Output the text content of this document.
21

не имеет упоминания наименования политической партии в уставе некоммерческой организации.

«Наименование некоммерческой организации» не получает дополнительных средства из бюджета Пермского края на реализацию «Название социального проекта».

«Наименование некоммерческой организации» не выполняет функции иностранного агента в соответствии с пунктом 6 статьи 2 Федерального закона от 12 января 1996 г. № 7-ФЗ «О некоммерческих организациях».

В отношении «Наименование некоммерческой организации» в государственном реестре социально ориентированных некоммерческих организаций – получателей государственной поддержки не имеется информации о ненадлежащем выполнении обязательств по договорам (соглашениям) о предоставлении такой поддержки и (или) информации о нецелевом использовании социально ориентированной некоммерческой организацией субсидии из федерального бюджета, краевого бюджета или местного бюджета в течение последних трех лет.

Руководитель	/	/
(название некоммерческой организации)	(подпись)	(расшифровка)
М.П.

= = = = = = =

* EXERCISE AIM: Pick out lines containing the word "бюджета", each one as written.

* FINISHED TASK:
«Наименование некоммерческой организации» не получает дополнительных средства из бюджета Пермского края на реализацию «Название социального проекта».
В отношении «Наименование некоммерческой организации» в государственном реестре социально ориентированных некоммерческих организаций – получателей государственной поддержки не имеется информации о ненадлежащем выполнении обязательств по договорам (соглашениям) о предоставлении такой поддержки и (или) информации о нецелевом использовании социально ориентированной некоммерческой организацией субсидии из федерального бюджета, краевого бюджета или местного бюджета в течение последних трех лет.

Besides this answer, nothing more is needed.